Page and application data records
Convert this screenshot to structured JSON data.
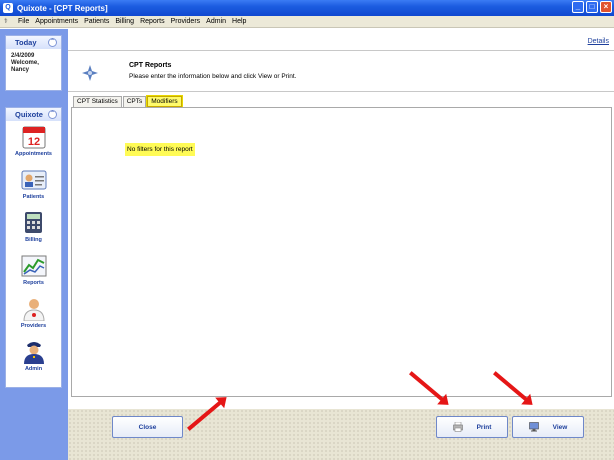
{
  "window": {
    "title": "Quixote - [CPT Reports]"
  },
  "menu": [
    "File",
    "Appointments",
    "Patients",
    "Billing",
    "Reports",
    "Providers",
    "Admin",
    "Help"
  ],
  "sidebar": {
    "today": {
      "title": "Today",
      "date": "2/4/2009",
      "welcome": "Welcome,",
      "user": "Nancy"
    },
    "quixote": {
      "title": "Quixote",
      "items": [
        {
          "label": "Appointments",
          "icon": "calendar-icon"
        },
        {
          "label": "Patients",
          "icon": "patient-card-icon"
        },
        {
          "label": "Billing",
          "icon": "calculator-icon"
        },
        {
          "label": "Reports",
          "icon": "chart-icon"
        },
        {
          "label": "Providers",
          "icon": "doctor-icon"
        },
        {
          "label": "Admin",
          "icon": "admin-officer-icon"
        }
      ]
    }
  },
  "main": {
    "details_link": "Details",
    "report_title": "CPT Reports",
    "report_desc": "Please enter the information below and click View or Print.",
    "tabs": [
      "CPT Statistics",
      "CPTs",
      "Modifiers"
    ],
    "active_tab": "Modifiers",
    "no_filter_text": "No filters for this report"
  },
  "buttons": {
    "close": "Close",
    "print": "Print",
    "view": "View"
  },
  "colors": {
    "title_bar": "#1c5ce0",
    "sidebar": "#7b9ae8",
    "highlight": "#fffb56",
    "arrow": "#e51616"
  }
}
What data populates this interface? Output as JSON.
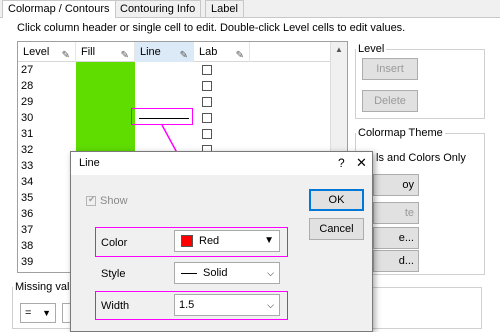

ACTIVITY: Write out every line above exactly as it is, leaving out the pictures.

EXERCISE RESPONSE:
Convert this screenshot to structured JSON data.
{
  "window": {
    "title": "Quixote - [CPT Reports]"
  },
  "menu": [
    "File",
    "Appointments",
    "Patients",
    "Billing",
    "Reports",
    "Providers",
    "Admin",
    "Help"
  ],
  "sidebar": {
    "today": {
      "title": "Today",
      "date": "2/4/2009",
      "welcome": "Welcome,",
      "user": "Nancy"
    },
    "quixote": {
      "title": "Quixote",
      "items": [
        {
          "label": "Appointments",
          "icon": "calendar-icon"
        },
        {
          "label": "Patients",
          "icon": "patient-card-icon"
        },
        {
          "label": "Billing",
          "icon": "calculator-icon"
        },
        {
          "label": "Reports",
          "icon": "chart-icon"
        },
        {
          "label": "Providers",
          "icon": "doctor-icon"
        },
        {
          "label": "Admin",
          "icon": "admin-officer-icon"
        }
      ]
    }
  },
  "main": {
    "details_link": "Details",
    "report_title": "CPT Reports",
    "report_desc": "Please enter the information below and click View or Print.",
    "tabs": [
      "CPT Statistics",
      "CPTs",
      "Modifiers"
    ],
    "active_tab": "Modifiers",
    "no_filter_text": "No filters for this report"
  },
  "buttons": {
    "close": "Close",
    "print": "Print",
    "view": "View"
  },
  "colors": {
    "title_bar": "#1c5ce0",
    "sidebar": "#7b9ae8",
    "highlight": "#fffb56",
    "arrow": "#e51616"
  }
}
What data populates this interface? Output as JSON.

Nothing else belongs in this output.